* TASK *
Copy out the material below, putting "y-axis-tick-label" wherever "y-tick-label" appears and keeping everything else the same.

# START OF SUPPLIED MATERIAL

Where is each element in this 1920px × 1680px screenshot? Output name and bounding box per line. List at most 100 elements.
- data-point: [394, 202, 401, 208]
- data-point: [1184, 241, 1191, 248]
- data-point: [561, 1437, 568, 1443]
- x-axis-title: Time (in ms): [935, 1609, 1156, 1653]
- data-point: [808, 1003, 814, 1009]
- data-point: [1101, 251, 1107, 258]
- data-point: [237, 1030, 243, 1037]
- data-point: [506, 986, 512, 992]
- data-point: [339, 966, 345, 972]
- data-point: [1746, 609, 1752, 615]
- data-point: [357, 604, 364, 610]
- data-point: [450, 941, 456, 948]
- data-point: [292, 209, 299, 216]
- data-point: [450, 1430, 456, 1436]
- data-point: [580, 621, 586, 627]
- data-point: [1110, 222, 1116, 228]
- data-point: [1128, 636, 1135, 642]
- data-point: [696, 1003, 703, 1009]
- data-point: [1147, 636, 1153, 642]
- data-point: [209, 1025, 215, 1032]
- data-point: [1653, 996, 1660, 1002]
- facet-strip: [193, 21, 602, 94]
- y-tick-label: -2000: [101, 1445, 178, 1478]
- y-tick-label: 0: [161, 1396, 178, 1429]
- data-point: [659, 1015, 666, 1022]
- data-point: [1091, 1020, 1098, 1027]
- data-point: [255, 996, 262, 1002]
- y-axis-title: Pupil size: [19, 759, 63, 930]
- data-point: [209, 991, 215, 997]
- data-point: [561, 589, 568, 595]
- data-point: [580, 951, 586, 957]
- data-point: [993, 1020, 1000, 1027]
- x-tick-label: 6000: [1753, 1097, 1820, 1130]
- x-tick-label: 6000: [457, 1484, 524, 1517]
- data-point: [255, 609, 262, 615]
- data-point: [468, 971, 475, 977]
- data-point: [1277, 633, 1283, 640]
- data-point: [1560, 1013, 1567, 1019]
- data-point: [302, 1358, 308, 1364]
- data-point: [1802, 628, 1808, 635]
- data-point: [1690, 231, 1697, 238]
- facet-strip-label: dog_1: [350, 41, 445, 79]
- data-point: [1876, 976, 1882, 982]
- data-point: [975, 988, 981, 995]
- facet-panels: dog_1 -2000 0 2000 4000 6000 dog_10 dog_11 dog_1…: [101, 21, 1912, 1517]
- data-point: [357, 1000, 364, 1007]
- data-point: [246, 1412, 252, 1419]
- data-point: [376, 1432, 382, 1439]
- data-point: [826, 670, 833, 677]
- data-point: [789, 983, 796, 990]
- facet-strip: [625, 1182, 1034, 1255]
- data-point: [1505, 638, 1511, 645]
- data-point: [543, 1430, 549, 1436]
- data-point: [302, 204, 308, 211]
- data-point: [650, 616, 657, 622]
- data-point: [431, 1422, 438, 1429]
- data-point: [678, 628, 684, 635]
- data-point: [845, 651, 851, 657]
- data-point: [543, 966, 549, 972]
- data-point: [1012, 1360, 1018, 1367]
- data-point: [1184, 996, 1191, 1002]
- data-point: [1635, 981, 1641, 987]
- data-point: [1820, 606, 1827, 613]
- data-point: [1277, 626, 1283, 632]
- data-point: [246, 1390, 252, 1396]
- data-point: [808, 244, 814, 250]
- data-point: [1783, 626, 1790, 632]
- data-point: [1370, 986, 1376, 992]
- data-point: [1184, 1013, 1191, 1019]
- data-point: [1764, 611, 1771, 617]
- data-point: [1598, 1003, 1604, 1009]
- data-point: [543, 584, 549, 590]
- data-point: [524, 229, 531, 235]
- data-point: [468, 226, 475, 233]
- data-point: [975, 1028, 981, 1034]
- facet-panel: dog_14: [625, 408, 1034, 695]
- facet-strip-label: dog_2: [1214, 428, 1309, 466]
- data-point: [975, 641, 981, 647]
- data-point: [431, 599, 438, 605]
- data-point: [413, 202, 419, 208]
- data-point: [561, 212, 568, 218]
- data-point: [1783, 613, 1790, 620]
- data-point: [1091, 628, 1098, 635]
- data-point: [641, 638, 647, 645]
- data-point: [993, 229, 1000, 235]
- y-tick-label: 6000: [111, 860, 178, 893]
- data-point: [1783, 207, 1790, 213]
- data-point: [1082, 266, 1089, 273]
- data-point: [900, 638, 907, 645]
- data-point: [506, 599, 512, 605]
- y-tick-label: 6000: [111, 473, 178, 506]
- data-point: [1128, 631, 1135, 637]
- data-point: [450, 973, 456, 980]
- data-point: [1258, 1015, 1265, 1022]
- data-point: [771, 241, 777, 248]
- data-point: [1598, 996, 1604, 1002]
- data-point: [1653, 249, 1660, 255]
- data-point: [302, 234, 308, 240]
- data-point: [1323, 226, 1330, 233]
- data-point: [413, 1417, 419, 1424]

# END OF SUPPLIED MATERIAL

* FULL OUTPUT *
Where is each element in this 1920px × 1680px screenshot? Output name and bounding box per line. List at most 100 elements.
- data-point: [394, 202, 401, 208]
- data-point: [1184, 241, 1191, 248]
- data-point: [561, 1437, 568, 1443]
- x-axis-title: Time (in ms): [935, 1609, 1156, 1653]
- data-point: [808, 1003, 814, 1009]
- data-point: [1101, 251, 1107, 258]
- data-point: [237, 1030, 243, 1037]
- data-point: [506, 986, 512, 992]
- data-point: [339, 966, 345, 972]
- data-point: [1746, 609, 1752, 615]
- data-point: [357, 604, 364, 610]
- data-point: [450, 941, 456, 948]
- data-point: [292, 209, 299, 216]
- data-point: [450, 1430, 456, 1436]
- data-point: [580, 621, 586, 627]
- data-point: [1110, 222, 1116, 228]
- data-point: [1128, 636, 1135, 642]
- data-point: [696, 1003, 703, 1009]
- data-point: [1147, 636, 1153, 642]
- data-point: [209, 1025, 215, 1032]
- data-point: [1653, 996, 1660, 1002]
- facet-strip: [193, 21, 602, 94]
- y-axis-tick-label: -2000: [101, 1445, 178, 1478]
- y-axis-tick-label: 0: [161, 1396, 178, 1429]
- data-point: [659, 1015, 666, 1022]
- data-point: [1091, 1020, 1098, 1027]
- data-point: [255, 996, 262, 1002]
- y-axis-title: Pupil size: [19, 759, 63, 930]
- data-point: [209, 991, 215, 997]
- data-point: [561, 589, 568, 595]
- data-point: [580, 951, 586, 957]
- data-point: [993, 1020, 1000, 1027]
- x-tick-label: 6000: [1753, 1097, 1820, 1130]
- x-tick-label: 6000: [457, 1484, 524, 1517]
- data-point: [255, 609, 262, 615]
- data-point: [468, 971, 475, 977]
- data-point: [1277, 633, 1283, 640]
- data-point: [1560, 1013, 1567, 1019]
- data-point: [302, 1358, 308, 1364]
- data-point: [1802, 628, 1808, 635]
- data-point: [1690, 231, 1697, 238]
- facet-strip-label: dog_1: [350, 41, 445, 79]
- data-point: [1876, 976, 1882, 982]
- data-point: [975, 988, 981, 995]
- facet-panels: dog_1 -2000 0 2000 4000 6000 dog_10 dog_11 dog_1…: [101, 21, 1912, 1517]
- data-point: [357, 1000, 364, 1007]
- data-point: [246, 1412, 252, 1419]
- data-point: [376, 1432, 382, 1439]
- data-point: [826, 670, 833, 677]
- data-point: [789, 983, 796, 990]
- facet-strip: [625, 1182, 1034, 1255]
- data-point: [1505, 638, 1511, 645]
- data-point: [543, 1430, 549, 1436]
- data-point: [302, 204, 308, 211]
- data-point: [650, 616, 657, 622]
- data-point: [431, 1422, 438, 1429]
- data-point: [678, 628, 684, 635]
- data-point: [845, 651, 851, 657]
- data-point: [543, 966, 549, 972]
- data-point: [1012, 1360, 1018, 1367]
- data-point: [1184, 996, 1191, 1002]
- data-point: [1635, 981, 1641, 987]
- data-point: [1820, 606, 1827, 613]
- data-point: [1277, 626, 1283, 632]
- data-point: [246, 1390, 252, 1396]
- data-point: [808, 244, 814, 250]
- data-point: [1783, 626, 1790, 632]
- data-point: [1370, 986, 1376, 992]
- data-point: [1184, 1013, 1191, 1019]
- data-point: [1764, 611, 1771, 617]
- data-point: [1598, 1003, 1604, 1009]
- data-point: [543, 584, 549, 590]
- data-point: [524, 229, 531, 235]
- data-point: [468, 226, 475, 233]
- data-point: [975, 1028, 981, 1034]
- facet-panel: dog_14: [625, 408, 1034, 695]
- facet-strip-label: dog_2: [1214, 428, 1309, 466]
- data-point: [975, 641, 981, 647]
- data-point: [431, 599, 438, 605]
- data-point: [413, 202, 419, 208]
- data-point: [561, 212, 568, 218]
- data-point: [1783, 613, 1790, 620]
- data-point: [1091, 628, 1098, 635]
- data-point: [641, 638, 647, 645]
- data-point: [993, 229, 1000, 235]
- y-axis-tick-label: 6000: [111, 860, 178, 893]
- data-point: [1783, 207, 1790, 213]
- data-point: [1082, 266, 1089, 273]
- data-point: [900, 638, 907, 645]
- data-point: [506, 599, 512, 605]
- y-axis-tick-label: 6000: [111, 473, 178, 506]
- data-point: [1128, 631, 1135, 637]
- data-point: [450, 973, 456, 980]
- data-point: [1258, 1015, 1265, 1022]
- data-point: [771, 241, 777, 248]
- data-point: [1598, 996, 1604, 1002]
- data-point: [1653, 249, 1660, 255]
- data-point: [302, 234, 308, 240]
- data-point: [1323, 226, 1330, 233]
- data-point: [413, 1417, 419, 1424]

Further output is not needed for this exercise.